*EXERCISE:*
Find every line in the records that holds the string "съезди". Copy each one.

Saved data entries

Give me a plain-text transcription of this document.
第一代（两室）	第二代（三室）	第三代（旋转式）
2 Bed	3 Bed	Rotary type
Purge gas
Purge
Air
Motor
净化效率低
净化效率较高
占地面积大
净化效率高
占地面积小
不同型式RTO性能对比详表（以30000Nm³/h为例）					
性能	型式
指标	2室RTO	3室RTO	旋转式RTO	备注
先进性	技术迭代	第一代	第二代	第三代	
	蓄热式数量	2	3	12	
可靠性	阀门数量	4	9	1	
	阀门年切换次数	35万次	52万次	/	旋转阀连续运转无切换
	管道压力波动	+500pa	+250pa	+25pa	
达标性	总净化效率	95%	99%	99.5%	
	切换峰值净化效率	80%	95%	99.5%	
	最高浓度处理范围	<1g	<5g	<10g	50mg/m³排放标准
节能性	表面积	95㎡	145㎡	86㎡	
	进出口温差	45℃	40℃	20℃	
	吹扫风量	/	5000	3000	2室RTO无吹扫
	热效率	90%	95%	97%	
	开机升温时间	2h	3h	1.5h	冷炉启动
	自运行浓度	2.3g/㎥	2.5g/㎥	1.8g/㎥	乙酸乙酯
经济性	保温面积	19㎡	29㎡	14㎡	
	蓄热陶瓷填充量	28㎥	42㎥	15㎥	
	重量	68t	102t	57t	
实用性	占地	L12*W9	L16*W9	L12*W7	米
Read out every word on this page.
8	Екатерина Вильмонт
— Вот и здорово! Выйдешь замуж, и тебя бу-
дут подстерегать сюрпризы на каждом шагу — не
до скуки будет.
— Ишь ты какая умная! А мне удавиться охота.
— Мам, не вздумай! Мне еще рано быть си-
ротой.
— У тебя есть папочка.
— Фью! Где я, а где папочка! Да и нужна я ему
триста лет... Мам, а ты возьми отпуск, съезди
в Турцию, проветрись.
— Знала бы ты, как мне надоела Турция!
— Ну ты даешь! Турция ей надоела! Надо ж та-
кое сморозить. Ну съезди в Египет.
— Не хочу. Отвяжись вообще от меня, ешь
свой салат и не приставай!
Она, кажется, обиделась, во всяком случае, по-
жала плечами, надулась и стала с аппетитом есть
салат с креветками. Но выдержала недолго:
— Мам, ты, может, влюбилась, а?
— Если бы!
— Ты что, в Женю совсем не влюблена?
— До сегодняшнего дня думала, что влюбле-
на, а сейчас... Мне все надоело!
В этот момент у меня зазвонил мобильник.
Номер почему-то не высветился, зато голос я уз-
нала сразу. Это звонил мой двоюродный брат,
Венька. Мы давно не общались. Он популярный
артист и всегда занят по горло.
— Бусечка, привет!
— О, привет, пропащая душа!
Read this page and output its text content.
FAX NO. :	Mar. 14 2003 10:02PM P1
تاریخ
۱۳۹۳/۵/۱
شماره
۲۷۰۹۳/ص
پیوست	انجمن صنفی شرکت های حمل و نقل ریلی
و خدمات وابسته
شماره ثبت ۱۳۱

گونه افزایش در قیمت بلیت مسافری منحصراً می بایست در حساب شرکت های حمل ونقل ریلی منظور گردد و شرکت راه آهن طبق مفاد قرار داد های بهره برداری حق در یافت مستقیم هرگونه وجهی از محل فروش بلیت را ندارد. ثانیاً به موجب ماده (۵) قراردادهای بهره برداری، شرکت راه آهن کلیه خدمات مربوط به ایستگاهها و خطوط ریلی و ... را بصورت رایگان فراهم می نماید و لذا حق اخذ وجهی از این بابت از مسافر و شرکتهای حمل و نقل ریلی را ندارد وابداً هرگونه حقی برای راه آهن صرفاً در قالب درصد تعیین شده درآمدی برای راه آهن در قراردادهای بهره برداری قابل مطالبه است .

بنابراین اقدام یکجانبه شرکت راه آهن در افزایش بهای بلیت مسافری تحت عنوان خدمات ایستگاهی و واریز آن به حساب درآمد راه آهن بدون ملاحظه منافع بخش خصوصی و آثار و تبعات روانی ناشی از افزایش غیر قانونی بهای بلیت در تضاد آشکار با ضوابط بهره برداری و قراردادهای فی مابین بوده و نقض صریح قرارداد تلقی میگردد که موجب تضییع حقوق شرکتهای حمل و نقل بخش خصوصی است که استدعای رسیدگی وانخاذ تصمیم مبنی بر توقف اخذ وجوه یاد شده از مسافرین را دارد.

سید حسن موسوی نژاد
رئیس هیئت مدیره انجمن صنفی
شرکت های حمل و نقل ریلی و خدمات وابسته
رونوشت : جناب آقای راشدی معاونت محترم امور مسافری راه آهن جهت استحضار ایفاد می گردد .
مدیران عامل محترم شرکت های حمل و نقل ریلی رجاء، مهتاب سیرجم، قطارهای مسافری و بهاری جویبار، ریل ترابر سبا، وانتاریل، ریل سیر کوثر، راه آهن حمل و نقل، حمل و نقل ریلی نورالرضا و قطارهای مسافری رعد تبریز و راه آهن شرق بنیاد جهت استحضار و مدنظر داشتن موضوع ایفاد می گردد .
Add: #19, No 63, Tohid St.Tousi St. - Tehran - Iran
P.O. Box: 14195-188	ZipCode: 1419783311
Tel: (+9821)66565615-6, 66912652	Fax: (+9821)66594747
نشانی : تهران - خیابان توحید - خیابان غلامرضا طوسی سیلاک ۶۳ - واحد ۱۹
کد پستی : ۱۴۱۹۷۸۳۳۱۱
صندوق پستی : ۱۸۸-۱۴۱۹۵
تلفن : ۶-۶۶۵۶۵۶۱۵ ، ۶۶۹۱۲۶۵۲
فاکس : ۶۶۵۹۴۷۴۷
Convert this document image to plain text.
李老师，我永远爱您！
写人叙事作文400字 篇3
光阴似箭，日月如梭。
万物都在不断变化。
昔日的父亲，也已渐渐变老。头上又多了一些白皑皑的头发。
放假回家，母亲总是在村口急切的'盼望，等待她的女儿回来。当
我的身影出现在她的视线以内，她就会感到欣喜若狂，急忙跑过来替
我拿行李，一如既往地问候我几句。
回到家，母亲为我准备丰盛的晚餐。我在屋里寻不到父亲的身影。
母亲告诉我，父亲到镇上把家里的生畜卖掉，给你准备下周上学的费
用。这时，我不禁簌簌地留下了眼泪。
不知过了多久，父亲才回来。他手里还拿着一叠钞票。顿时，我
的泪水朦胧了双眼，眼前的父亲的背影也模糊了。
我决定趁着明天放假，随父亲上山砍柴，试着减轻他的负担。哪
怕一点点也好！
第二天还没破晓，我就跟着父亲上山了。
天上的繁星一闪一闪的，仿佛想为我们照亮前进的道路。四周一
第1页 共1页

*ANSWER TO THE TASK:*
триста лет... Мам, а ты возьми отпуск, съезди
кое сморозить. Ну съезди в Египет.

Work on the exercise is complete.